• Records supplied:
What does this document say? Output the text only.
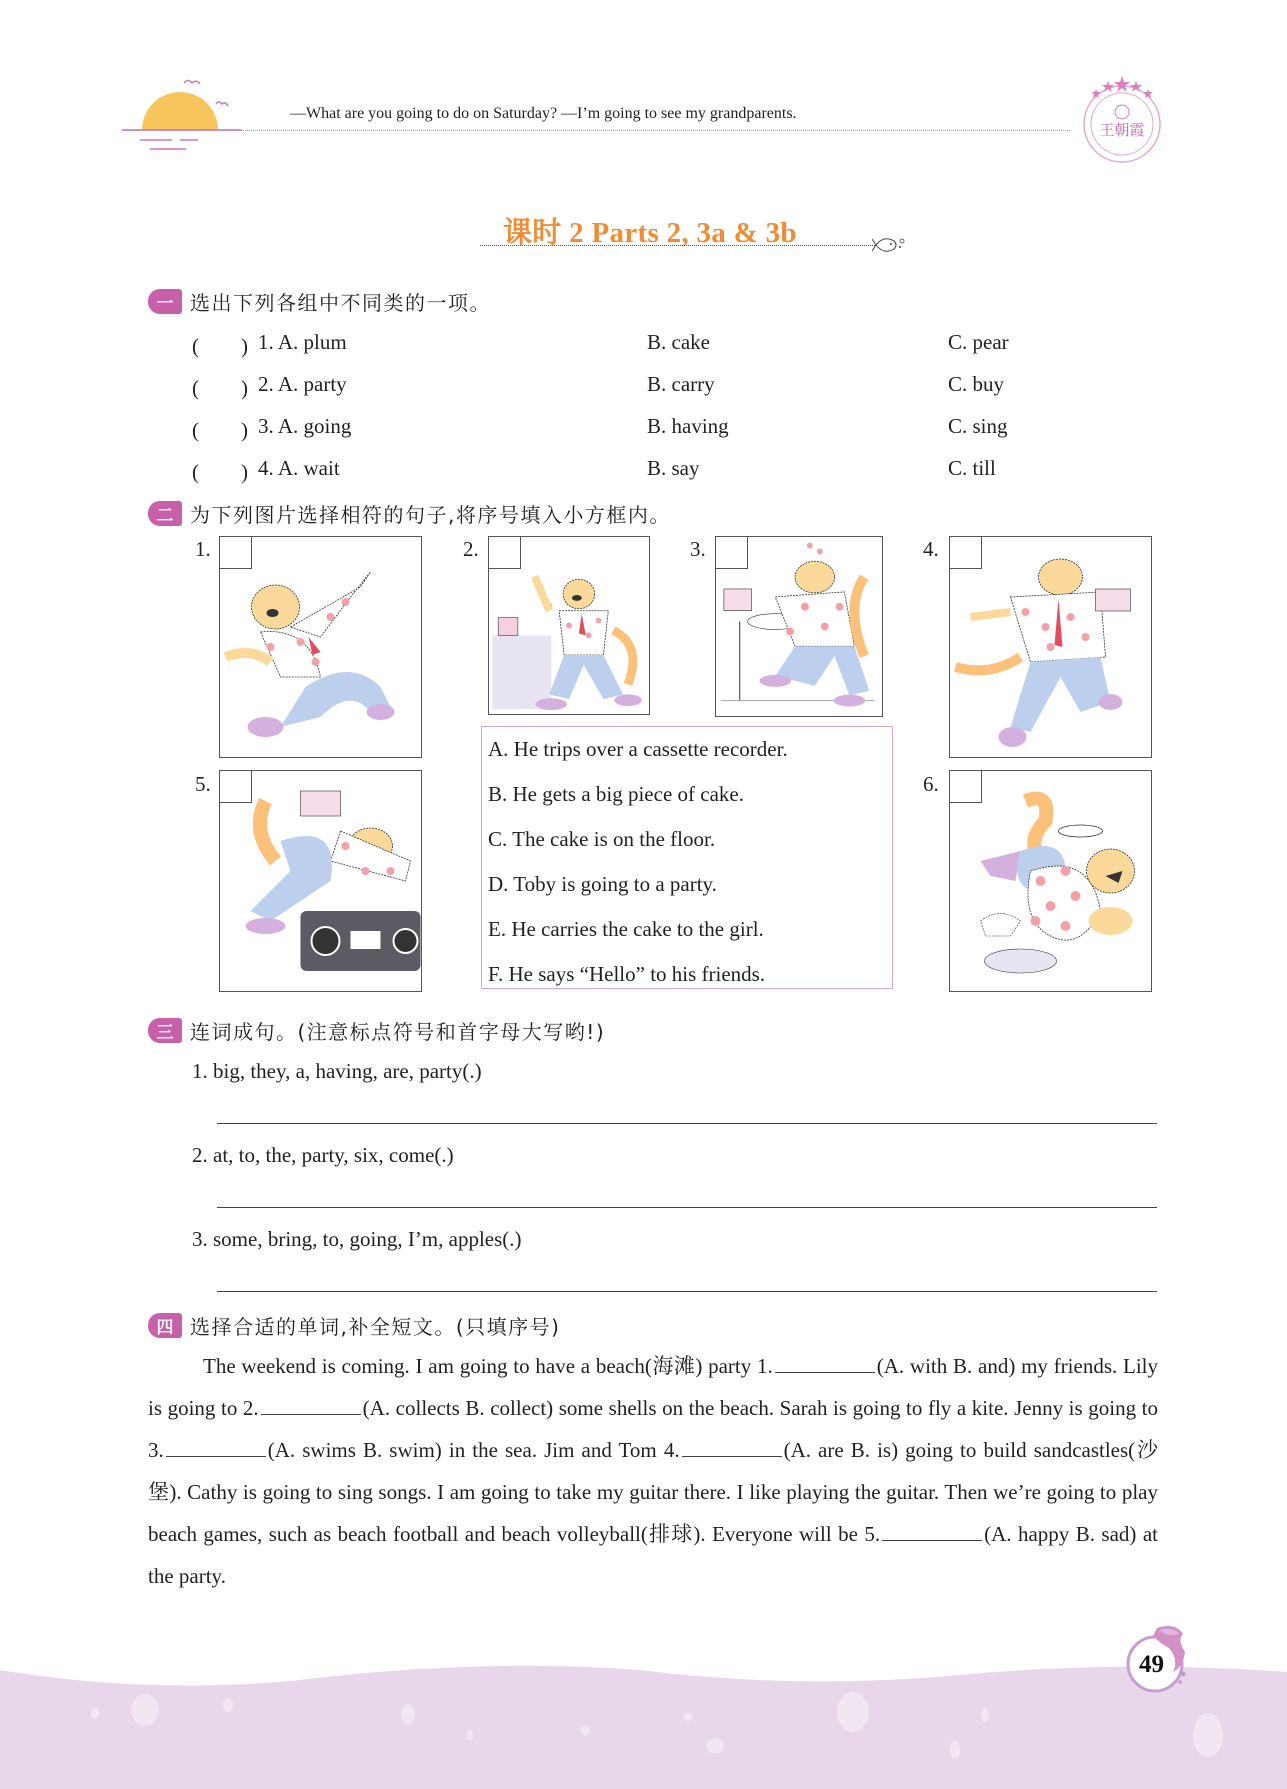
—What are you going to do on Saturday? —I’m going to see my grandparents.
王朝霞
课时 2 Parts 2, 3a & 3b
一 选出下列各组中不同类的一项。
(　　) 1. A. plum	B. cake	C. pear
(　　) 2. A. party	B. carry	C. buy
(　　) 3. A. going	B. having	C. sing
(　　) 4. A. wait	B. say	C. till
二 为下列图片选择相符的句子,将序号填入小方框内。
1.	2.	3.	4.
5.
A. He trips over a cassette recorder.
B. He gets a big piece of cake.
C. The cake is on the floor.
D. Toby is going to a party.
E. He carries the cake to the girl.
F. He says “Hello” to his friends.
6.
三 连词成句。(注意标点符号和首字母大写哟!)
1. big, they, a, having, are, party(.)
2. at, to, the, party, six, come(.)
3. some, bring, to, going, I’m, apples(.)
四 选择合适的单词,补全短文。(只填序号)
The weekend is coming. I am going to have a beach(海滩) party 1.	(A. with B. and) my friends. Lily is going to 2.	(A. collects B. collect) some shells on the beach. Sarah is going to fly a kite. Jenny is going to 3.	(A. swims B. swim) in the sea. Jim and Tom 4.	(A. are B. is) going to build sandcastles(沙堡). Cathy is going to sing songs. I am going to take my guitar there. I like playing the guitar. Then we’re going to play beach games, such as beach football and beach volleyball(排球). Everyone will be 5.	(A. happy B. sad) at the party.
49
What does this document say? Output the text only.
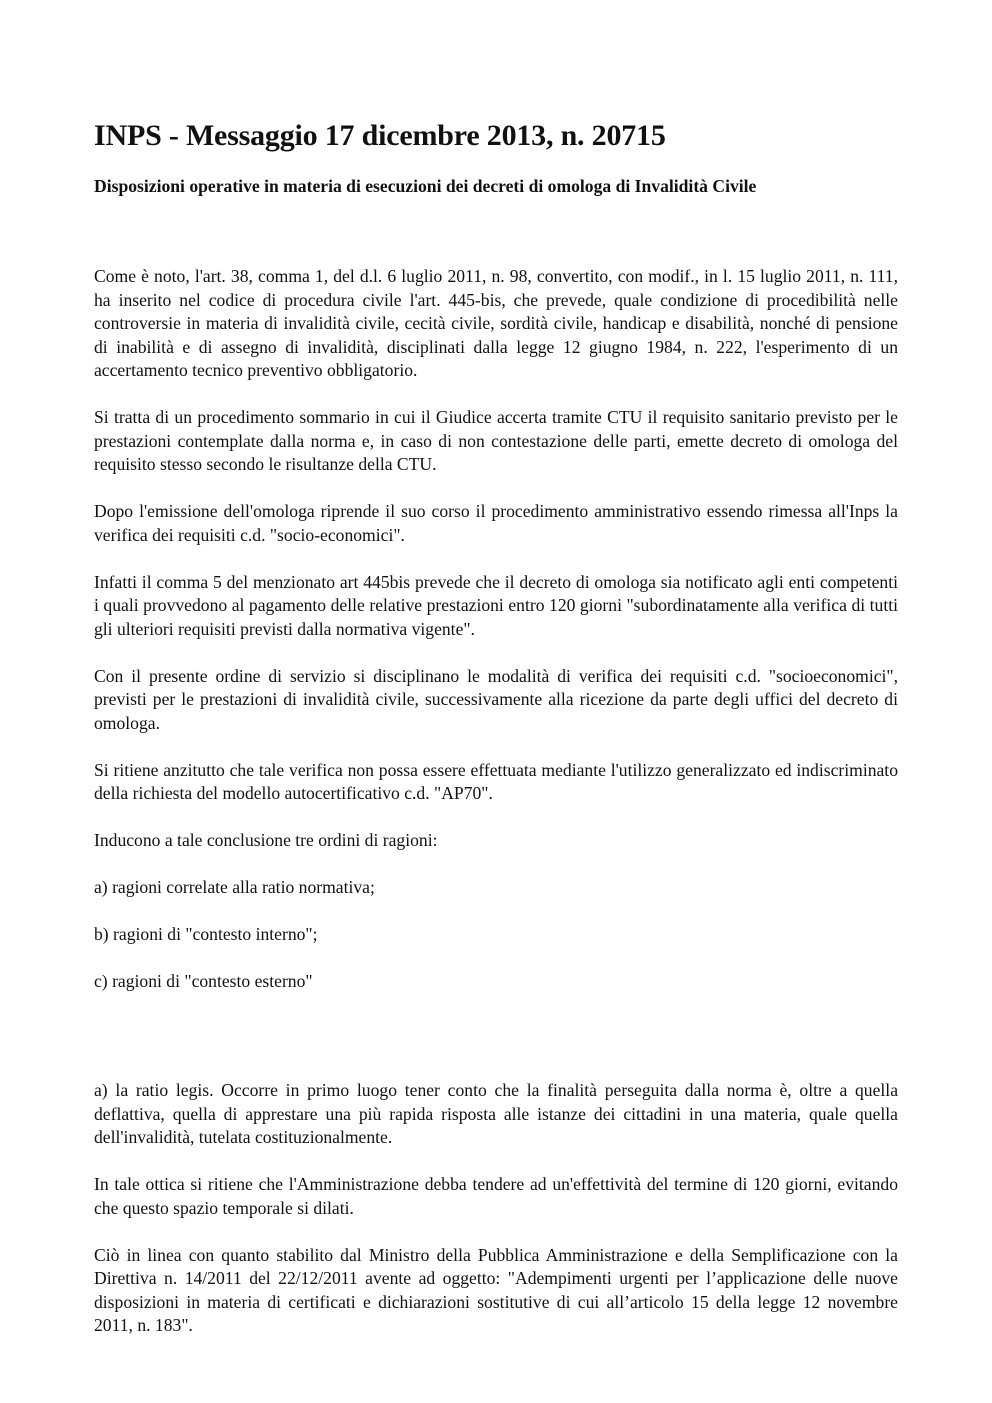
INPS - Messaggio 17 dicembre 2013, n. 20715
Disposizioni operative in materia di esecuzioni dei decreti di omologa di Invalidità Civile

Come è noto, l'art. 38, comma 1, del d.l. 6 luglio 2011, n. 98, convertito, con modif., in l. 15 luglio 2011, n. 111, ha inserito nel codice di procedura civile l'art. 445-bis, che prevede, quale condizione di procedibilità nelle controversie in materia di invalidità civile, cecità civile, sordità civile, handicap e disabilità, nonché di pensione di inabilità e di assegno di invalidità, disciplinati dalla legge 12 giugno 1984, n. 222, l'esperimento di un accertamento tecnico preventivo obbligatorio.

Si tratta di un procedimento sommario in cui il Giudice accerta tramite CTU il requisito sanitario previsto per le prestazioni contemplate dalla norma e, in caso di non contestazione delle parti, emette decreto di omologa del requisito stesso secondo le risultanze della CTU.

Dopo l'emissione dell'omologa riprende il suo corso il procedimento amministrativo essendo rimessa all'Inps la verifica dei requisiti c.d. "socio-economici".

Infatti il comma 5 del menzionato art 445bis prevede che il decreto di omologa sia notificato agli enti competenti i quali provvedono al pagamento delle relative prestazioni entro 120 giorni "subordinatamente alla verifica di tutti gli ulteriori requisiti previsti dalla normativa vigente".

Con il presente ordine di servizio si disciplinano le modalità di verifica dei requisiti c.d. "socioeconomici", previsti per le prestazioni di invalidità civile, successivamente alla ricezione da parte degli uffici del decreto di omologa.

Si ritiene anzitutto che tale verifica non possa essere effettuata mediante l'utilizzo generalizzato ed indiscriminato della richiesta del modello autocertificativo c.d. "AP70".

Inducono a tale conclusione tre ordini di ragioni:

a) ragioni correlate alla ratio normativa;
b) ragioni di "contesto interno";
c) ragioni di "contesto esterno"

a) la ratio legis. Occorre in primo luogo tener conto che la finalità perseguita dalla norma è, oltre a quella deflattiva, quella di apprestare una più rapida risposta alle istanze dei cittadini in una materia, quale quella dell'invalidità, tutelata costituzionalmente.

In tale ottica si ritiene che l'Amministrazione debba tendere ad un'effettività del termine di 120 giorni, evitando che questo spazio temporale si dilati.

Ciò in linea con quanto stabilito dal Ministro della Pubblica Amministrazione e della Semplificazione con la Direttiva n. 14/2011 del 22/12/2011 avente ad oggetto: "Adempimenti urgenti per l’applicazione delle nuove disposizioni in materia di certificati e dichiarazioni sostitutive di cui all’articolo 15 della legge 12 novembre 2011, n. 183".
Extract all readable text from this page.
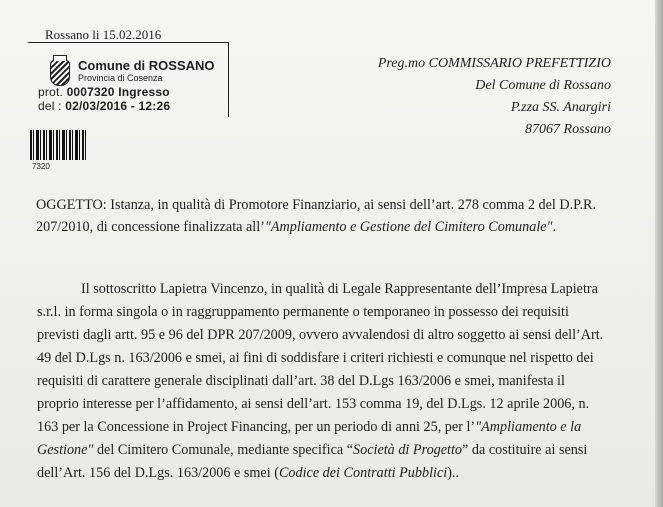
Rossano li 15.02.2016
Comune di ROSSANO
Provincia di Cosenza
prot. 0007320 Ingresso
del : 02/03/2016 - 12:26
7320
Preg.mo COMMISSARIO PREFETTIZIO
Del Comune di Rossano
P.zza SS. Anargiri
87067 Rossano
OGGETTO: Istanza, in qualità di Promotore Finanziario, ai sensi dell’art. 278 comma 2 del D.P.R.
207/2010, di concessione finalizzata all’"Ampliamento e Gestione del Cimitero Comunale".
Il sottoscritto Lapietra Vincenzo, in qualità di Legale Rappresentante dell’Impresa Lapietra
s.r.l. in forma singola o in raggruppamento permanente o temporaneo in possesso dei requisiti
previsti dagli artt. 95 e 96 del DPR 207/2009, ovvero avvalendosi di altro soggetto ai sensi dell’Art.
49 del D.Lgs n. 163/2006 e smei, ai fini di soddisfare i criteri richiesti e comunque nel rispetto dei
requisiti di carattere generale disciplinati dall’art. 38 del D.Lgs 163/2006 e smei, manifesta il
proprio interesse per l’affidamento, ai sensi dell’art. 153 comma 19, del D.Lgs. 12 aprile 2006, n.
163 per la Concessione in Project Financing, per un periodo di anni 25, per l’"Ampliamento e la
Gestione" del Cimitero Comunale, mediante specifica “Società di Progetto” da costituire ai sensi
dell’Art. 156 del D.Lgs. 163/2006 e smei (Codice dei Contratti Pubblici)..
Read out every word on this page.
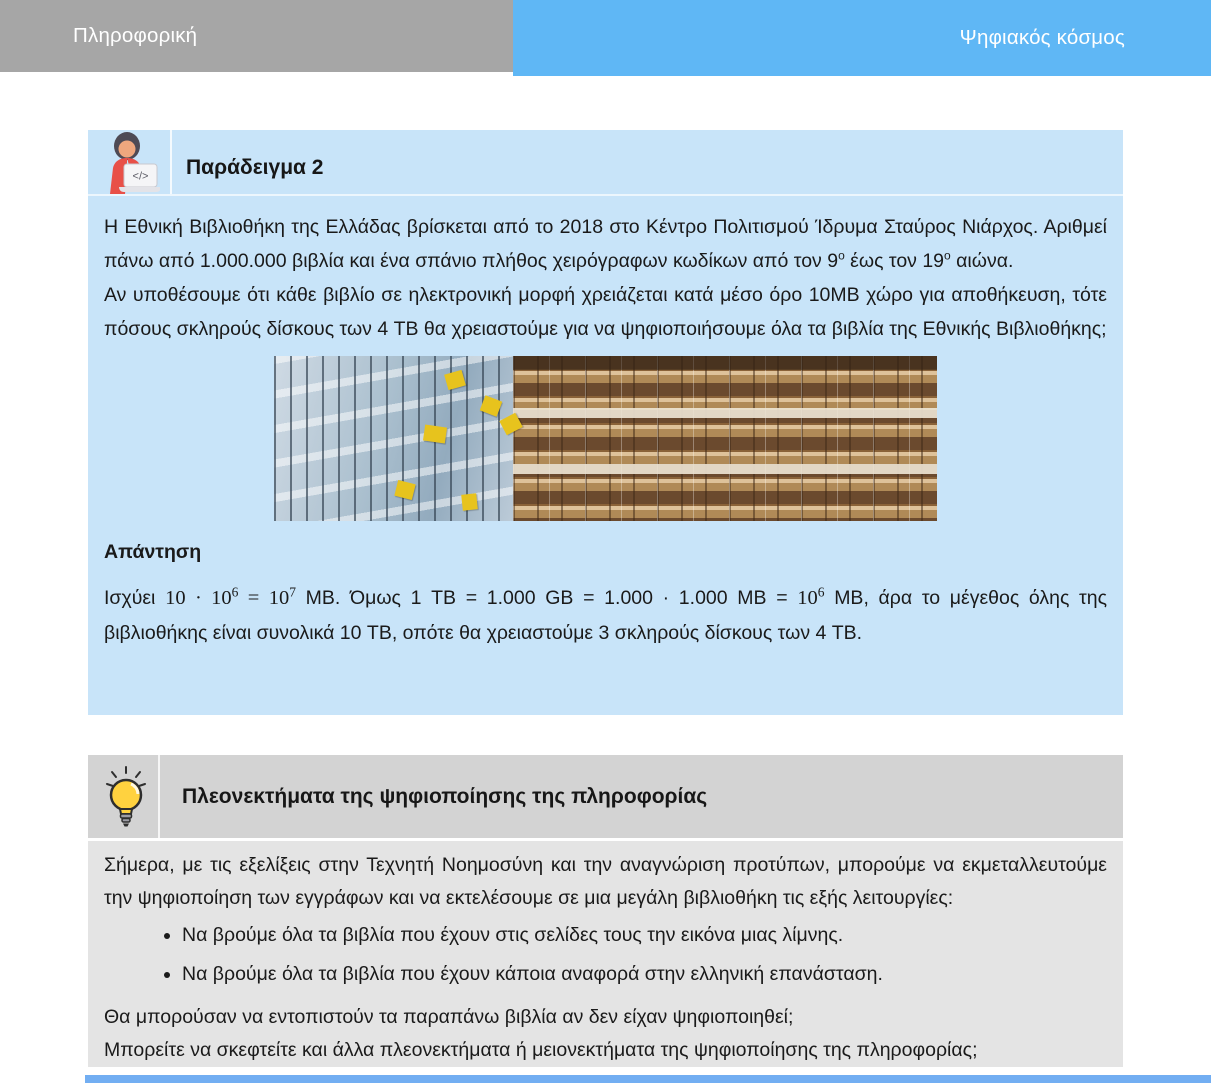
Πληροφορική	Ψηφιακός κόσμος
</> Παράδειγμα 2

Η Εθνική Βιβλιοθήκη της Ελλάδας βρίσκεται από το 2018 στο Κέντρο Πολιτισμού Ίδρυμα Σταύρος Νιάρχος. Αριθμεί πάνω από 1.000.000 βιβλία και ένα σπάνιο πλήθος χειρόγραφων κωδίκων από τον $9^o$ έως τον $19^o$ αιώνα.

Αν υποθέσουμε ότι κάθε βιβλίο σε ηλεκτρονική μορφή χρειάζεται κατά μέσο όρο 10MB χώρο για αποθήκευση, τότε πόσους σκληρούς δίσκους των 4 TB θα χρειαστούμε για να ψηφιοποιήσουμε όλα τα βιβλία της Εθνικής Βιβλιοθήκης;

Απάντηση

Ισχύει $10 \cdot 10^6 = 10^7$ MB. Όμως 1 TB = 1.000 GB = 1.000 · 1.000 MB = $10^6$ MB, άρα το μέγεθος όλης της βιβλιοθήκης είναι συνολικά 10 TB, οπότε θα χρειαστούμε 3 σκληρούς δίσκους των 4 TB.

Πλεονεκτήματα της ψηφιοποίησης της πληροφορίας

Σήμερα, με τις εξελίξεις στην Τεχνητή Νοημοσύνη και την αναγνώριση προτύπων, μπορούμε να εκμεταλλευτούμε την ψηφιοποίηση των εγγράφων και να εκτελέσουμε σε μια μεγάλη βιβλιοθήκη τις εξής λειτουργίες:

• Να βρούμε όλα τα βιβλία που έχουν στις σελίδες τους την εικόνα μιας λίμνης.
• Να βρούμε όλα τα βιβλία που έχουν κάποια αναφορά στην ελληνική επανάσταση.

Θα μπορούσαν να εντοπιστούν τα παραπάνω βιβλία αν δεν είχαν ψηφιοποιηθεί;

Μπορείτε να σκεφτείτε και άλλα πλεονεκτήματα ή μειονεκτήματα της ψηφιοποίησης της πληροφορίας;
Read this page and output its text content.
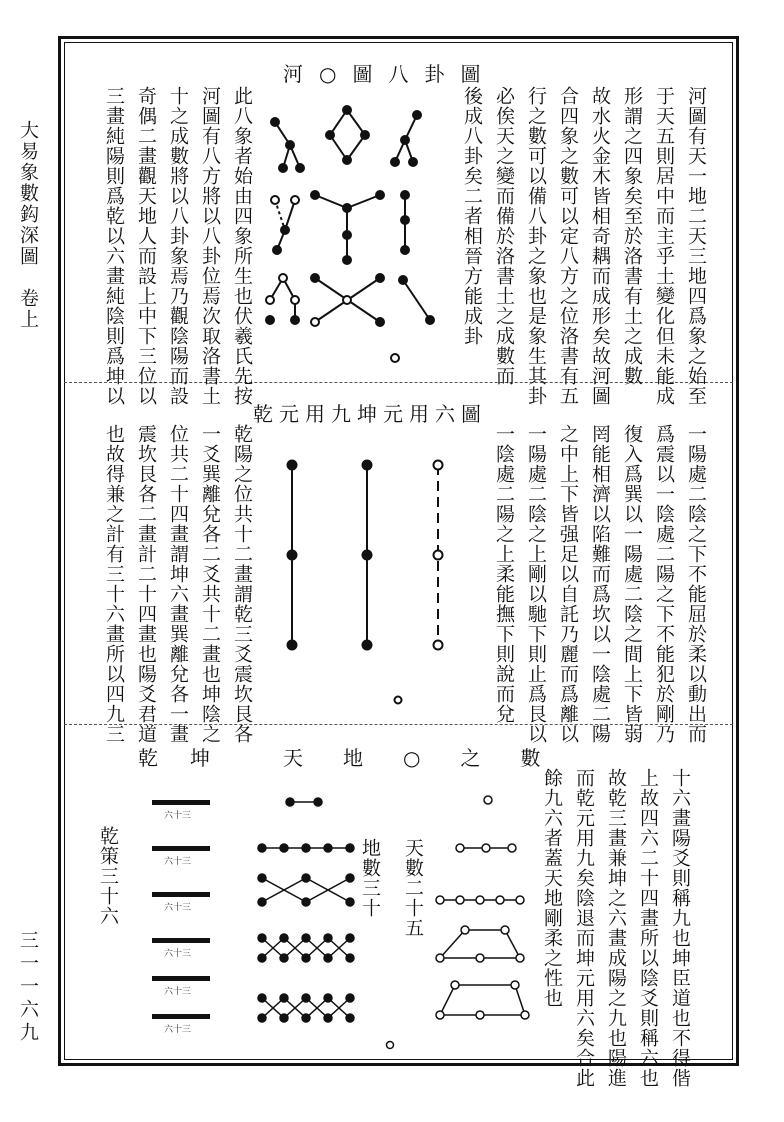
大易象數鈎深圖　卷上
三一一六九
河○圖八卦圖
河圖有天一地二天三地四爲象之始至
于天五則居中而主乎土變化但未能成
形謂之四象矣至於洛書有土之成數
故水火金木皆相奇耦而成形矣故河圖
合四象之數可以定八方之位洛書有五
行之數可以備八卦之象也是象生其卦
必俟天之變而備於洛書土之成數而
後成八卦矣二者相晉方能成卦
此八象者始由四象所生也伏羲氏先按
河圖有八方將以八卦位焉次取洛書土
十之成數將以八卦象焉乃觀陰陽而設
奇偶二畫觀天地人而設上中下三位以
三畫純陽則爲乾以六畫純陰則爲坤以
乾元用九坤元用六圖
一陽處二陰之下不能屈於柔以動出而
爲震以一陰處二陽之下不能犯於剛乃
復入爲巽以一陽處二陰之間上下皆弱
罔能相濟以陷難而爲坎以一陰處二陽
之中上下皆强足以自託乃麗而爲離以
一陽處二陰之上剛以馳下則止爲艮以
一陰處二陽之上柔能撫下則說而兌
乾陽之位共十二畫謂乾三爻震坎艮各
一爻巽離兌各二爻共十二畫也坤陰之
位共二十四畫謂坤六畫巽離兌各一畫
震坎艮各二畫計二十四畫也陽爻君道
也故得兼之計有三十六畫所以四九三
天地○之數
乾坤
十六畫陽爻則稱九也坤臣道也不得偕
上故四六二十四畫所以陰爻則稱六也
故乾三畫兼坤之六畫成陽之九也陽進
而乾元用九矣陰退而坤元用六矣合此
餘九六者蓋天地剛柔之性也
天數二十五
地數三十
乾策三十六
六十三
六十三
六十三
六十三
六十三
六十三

• Exercise objective: Gather all lines from the listing above in which "Comunale" occurs.

• Expected answer:
207/2010, di concessione finalizzata all’"Ampliamento e Gestione del Cimitero Comunale".
Gestione" del Cimitero Comunale, mediante specifica “Società di Progetto” da costituire ai sensi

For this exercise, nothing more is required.